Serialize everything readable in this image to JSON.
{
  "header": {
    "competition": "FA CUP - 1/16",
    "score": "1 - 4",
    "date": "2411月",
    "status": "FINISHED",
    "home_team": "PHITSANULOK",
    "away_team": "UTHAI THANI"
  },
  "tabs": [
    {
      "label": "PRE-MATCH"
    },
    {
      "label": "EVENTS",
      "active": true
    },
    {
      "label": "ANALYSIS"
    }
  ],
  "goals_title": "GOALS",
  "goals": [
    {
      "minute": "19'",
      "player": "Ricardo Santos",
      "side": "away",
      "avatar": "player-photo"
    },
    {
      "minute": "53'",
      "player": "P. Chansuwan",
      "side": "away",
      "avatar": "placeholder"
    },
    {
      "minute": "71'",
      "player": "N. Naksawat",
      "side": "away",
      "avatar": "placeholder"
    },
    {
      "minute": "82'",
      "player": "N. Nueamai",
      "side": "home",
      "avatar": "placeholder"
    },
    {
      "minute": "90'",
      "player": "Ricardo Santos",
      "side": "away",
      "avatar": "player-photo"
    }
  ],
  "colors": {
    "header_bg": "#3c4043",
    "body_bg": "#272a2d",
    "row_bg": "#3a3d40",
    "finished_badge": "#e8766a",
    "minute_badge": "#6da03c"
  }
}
***
**Problem to work on**
Make an exact copy of the records.

**In response**
Serialize everything readable in this image to JSON.
{
  "header": {
    "competition": "FA CUP - 1/16",
    "score": "1 - 4",
    "date": "2411月",
    "status": "FINISHED",
    "home_team": "PHITSANULOK",
    "away_team": "UTHAI THANI"
  },
  "tabs": [
    {
      "label": "PRE-MATCH"
    },
    {
      "label": "EVENTS",
      "active": true
    },
    {
      "label": "ANALYSIS"
    }
  ],
  "goals_title": "GOALS",
  "goals": [
    {
      "minute": "19'",
      "player": "Ricardo Santos",
      "side": "away",
      "avatar": "player-photo"
    },
    {
      "minute": "53'",
      "player": "P. Chansuwan",
      "side": "away",
      "avatar": "placeholder"
    },
    {
      "minute": "71'",
      "player": "N. Naksawat",
      "side": "away",
      "avatar": "placeholder"
    },
    {
      "minute": "82'",
      "player": "N. Nueamai",
      "side": "home",
      "avatar": "placeholder"
    },
    {
      "minute": "90'",
      "player": "Ricardo Santos",
      "side": "away",
      "avatar": "player-photo"
    }
  ],
  "colors": {
    "header_bg": "#3c4043",
    "body_bg": "#272a2d",
    "row_bg": "#3a3d40",
    "finished_badge": "#e8766a",
    "minute_badge": "#6da03c"
  }
}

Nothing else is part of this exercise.